** begin DATA EXCERPTS **

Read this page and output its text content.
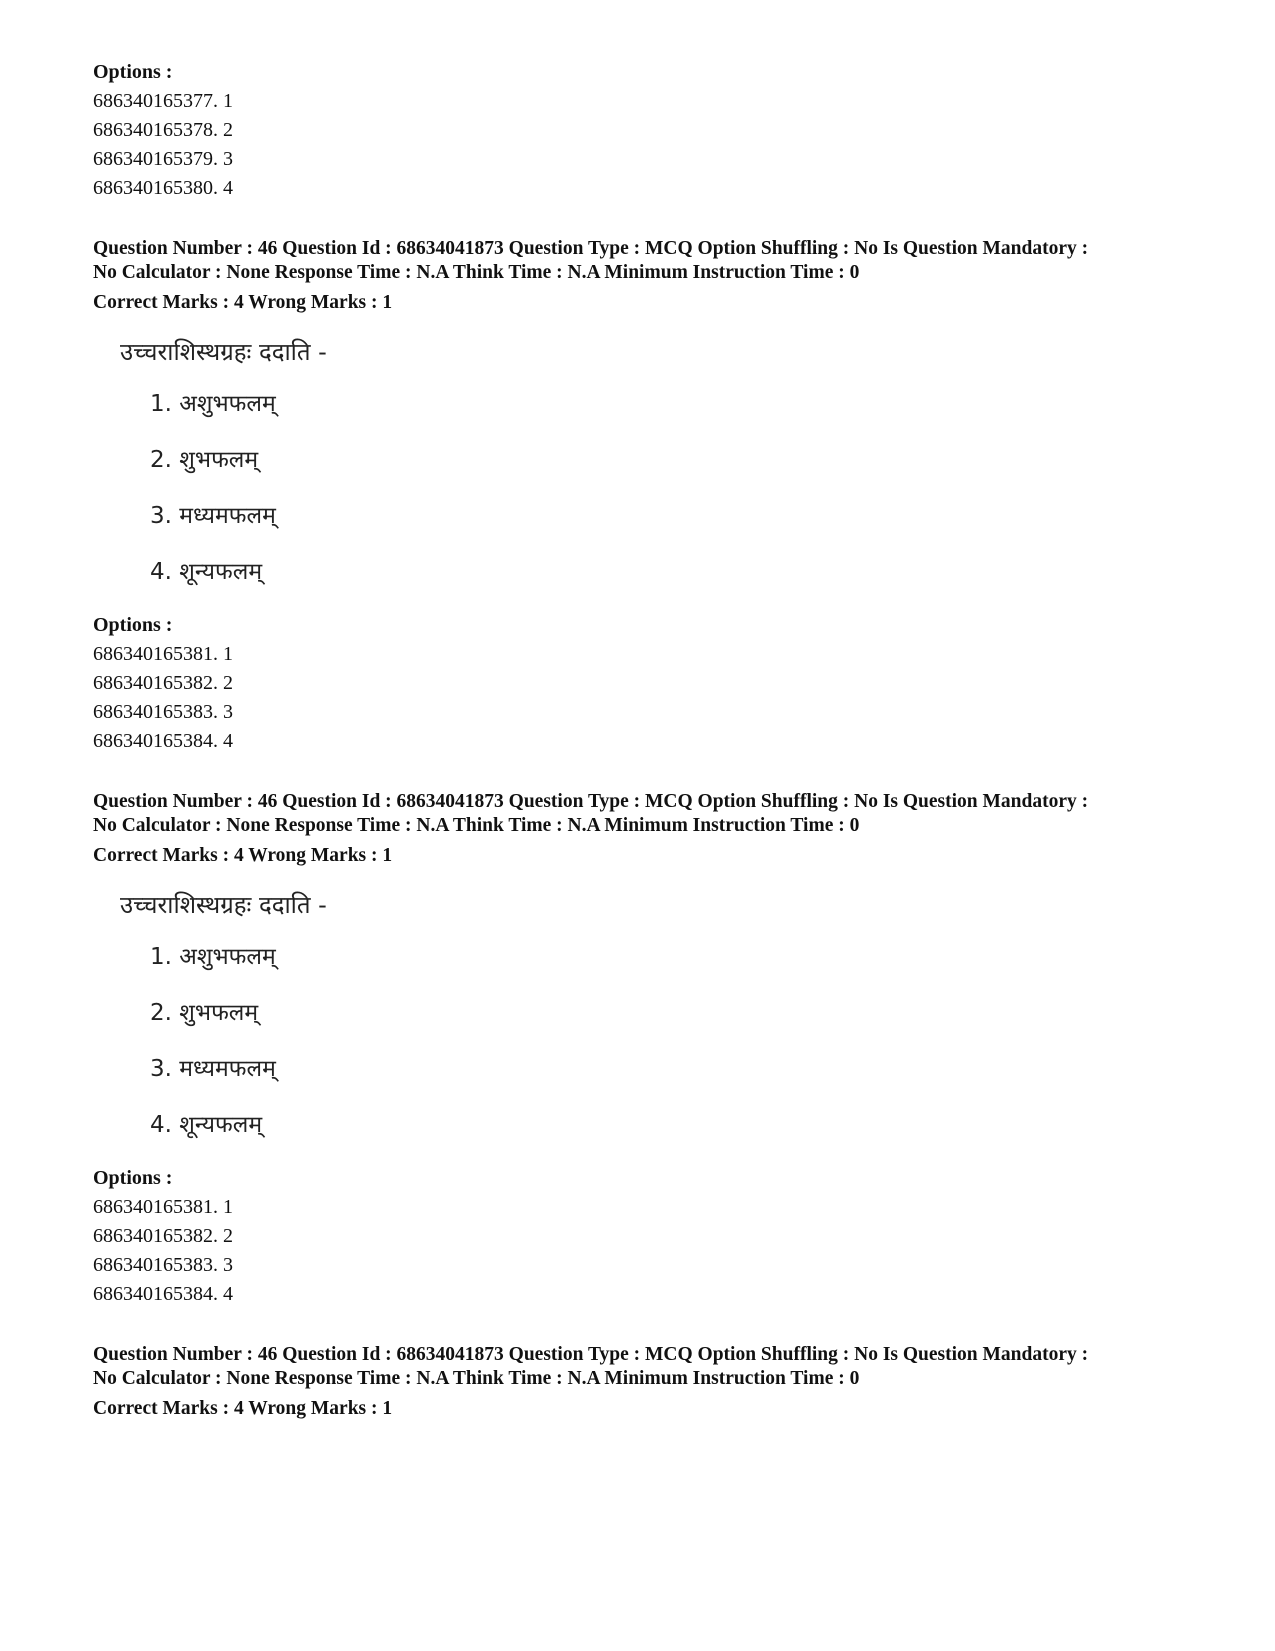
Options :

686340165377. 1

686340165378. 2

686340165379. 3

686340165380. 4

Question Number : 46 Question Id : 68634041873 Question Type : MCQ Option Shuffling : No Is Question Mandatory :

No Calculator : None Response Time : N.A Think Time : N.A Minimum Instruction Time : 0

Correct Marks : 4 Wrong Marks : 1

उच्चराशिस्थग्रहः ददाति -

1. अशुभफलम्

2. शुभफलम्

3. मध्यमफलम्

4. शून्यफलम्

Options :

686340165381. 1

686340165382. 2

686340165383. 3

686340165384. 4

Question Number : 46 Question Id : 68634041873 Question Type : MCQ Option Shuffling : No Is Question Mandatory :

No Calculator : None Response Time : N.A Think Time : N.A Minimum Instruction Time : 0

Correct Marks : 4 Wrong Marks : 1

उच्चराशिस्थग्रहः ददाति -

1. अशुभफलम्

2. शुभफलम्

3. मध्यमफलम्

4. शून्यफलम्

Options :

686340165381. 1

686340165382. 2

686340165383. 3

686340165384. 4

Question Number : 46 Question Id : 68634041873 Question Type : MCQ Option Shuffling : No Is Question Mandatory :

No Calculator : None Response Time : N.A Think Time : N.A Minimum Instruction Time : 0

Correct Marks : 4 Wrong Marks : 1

** end DATA EXCERPTS **

| PROMPT |
Every record gets retyped exactly; no picture goes into the copy.

| OUTPUT BELOW |
Read this page and output its text content.
Options :

686340165377. 1

686340165378. 2

686340165379. 3

686340165380. 4

Question Number : 46 Question Id : 68634041873 Question Type : MCQ Option Shuffling : No Is Question Mandatory :

No Calculator : None Response Time : N.A Think Time : N.A Minimum Instruction Time : 0

Correct Marks : 4 Wrong Marks : 1

उच्चराशिस्थग्रहः ददाति -

1. अशुभफलम्

2. शुभफलम्

3. मध्यमफलम्

4. शून्यफलम्

Options :

686340165381. 1

686340165382. 2

686340165383. 3

686340165384. 4

Question Number : 46 Question Id : 68634041873 Question Type : MCQ Option Shuffling : No Is Question Mandatory :

No Calculator : None Response Time : N.A Think Time : N.A Minimum Instruction Time : 0

Correct Marks : 4 Wrong Marks : 1

उच्चराशिस्थग्रहः ददाति -

1. अशुभफलम्

2. शुभफलम्

3. मध्यमफलम्

4. शून्यफलम्

Options :

686340165381. 1

686340165382. 2

686340165383. 3

686340165384. 4

Question Number : 46 Question Id : 68634041873 Question Type : MCQ Option Shuffling : No Is Question Mandatory :

No Calculator : None Response Time : N.A Think Time : N.A Minimum Instruction Time : 0

Correct Marks : 4 Wrong Marks : 1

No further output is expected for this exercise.